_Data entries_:
━━━━━━

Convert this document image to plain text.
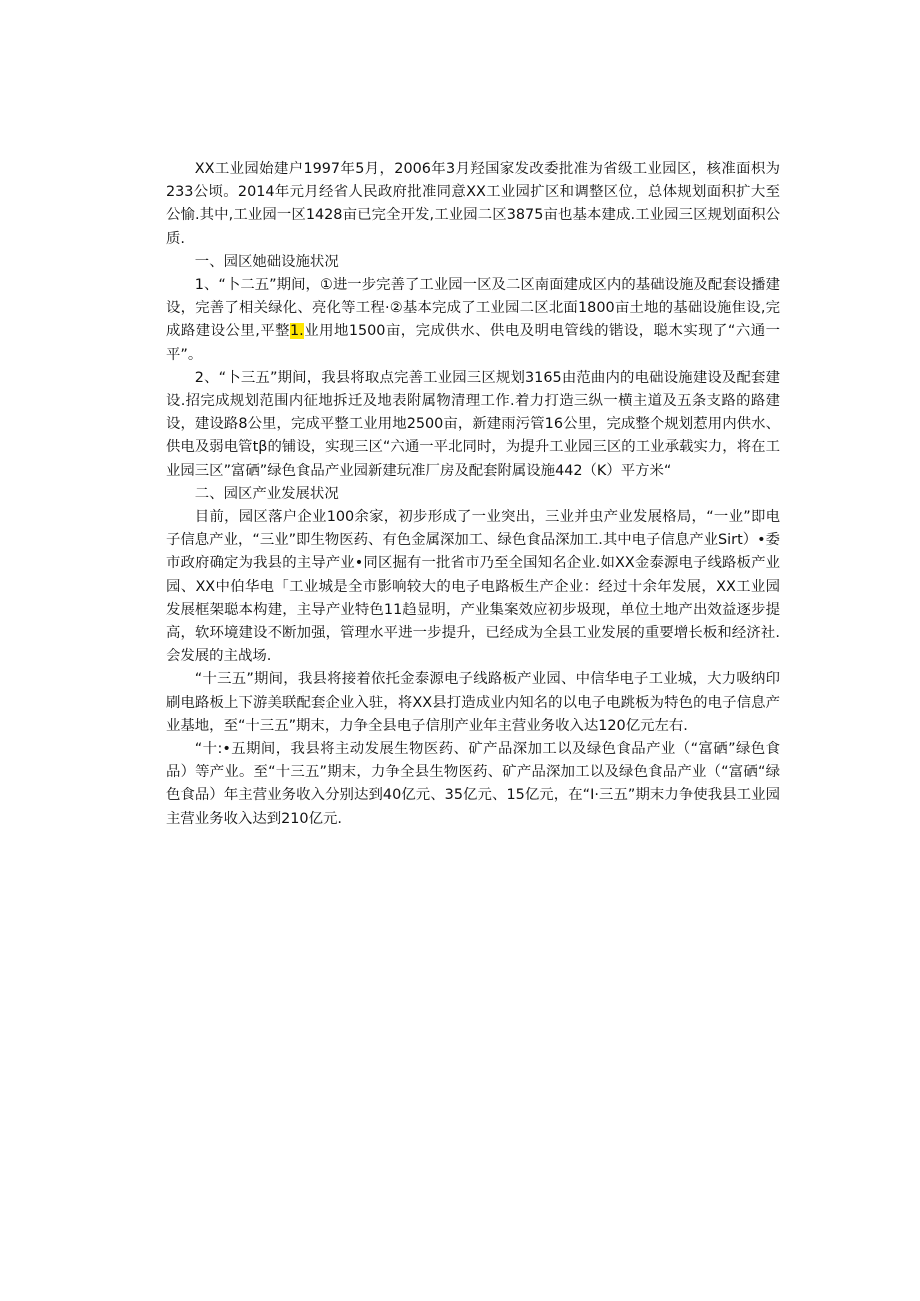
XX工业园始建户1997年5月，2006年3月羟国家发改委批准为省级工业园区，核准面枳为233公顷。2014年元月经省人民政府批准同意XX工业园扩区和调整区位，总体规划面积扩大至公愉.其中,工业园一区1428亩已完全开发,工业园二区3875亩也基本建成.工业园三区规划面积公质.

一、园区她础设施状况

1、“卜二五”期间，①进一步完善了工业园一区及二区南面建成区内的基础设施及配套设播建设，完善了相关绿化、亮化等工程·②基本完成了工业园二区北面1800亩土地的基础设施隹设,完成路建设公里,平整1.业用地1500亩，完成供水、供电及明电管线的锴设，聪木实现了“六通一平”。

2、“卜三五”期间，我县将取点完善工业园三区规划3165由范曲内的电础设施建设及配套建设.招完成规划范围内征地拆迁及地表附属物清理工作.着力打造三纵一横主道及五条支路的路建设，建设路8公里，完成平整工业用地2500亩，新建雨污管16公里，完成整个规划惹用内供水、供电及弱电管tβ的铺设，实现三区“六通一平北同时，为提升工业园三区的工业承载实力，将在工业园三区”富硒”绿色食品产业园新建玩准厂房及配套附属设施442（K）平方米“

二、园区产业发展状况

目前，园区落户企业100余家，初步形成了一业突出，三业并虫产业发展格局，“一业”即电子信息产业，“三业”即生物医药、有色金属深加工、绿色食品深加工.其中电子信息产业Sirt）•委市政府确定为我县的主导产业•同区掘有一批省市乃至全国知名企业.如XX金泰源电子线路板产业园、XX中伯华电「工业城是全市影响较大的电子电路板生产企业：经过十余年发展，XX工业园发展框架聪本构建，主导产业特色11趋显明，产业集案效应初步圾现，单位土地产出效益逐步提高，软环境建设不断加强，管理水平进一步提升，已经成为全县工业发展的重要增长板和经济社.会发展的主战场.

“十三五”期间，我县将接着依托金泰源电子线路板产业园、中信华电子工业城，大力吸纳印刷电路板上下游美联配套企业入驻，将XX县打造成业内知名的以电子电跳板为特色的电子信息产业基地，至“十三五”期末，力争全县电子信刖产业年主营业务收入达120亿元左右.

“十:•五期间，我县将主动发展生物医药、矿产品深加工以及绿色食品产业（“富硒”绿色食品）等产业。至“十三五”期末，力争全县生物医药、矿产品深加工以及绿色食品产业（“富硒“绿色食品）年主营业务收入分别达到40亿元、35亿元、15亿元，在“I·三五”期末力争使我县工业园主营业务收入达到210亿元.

━━━━━━

_TASK OBJECTIVE_:
Go through the entries above and print each one exactly, minus the pictures.

_FULL SOLUTION_:
Convert this document image to plain text.
XX工业园始建户1997年5月，2006年3月羟国家发改委批准为省级工业园区，核准面枳为233公顷。2014年元月经省人民政府批准同意XX工业园扩区和调整区位，总体规划面积扩大至公愉.其中,工业园一区1428亩已完全开发,工业园二区3875亩也基本建成.工业园三区规划面积公质.

一、园区她础设施状况

1、“卜二五”期间，①进一步完善了工业园一区及二区南面建成区内的基础设施及配套设播建设，完善了相关绿化、亮化等工程·②基本完成了工业园二区北面1800亩土地的基础设施隹设,完成路建设公里,平整1.业用地1500亩，完成供水、供电及明电管线的锴设，聪木实现了“六通一平”。

2、“卜三五”期间，我县将取点完善工业园三区规划3165由范曲内的电础设施建设及配套建设.招完成规划范围内征地拆迁及地表附属物清理工作.着力打造三纵一横主道及五条支路的路建设，建设路8公里，完成平整工业用地2500亩，新建雨污管16公里，完成整个规划惹用内供水、供电及弱电管tβ的铺设，实现三区“六通一平北同时，为提升工业园三区的工业承载实力，将在工业园三区”富硒”绿色食品产业园新建玩准厂房及配套附属设施442（K）平方米“

二、园区产业发展状况

目前，园区落户企业100余家，初步形成了一业突出，三业并虫产业发展格局，“一业”即电子信息产业，“三业”即生物医药、有色金属深加工、绿色食品深加工.其中电子信息产业Sirt）•委市政府确定为我县的主导产业•同区掘有一批省市乃至全国知名企业.如XX金泰源电子线路板产业园、XX中伯华电「工业城是全市影响较大的电子电路板生产企业：经过十余年发展，XX工业园发展框架聪本构建，主导产业特色11趋显明，产业集案效应初步圾现，单位土地产出效益逐步提高，软环境建设不断加强，管理水平进一步提升，已经成为全县工业发展的重要增长板和经济社.会发展的主战场.

“十三五”期间，我县将接着依托金泰源电子线路板产业园、中信华电子工业城，大力吸纳印刷电路板上下游美联配套企业入驻，将XX县打造成业内知名的以电子电跳板为特色的电子信息产业基地，至“十三五”期末，力争全县电子信刖产业年主营业务收入达120亿元左右.

“十:•五期间，我县将主动发展生物医药、矿产品深加工以及绿色食品产业（“富硒”绿色食品）等产业。至“十三五”期末，力争全县生物医药、矿产品深加工以及绿色食品产业（“富硒“绿色食品）年主营业务收入分别达到40亿元、35亿元、15亿元，在“I·三五”期末力争使我县工业园主营业务收入达到210亿元.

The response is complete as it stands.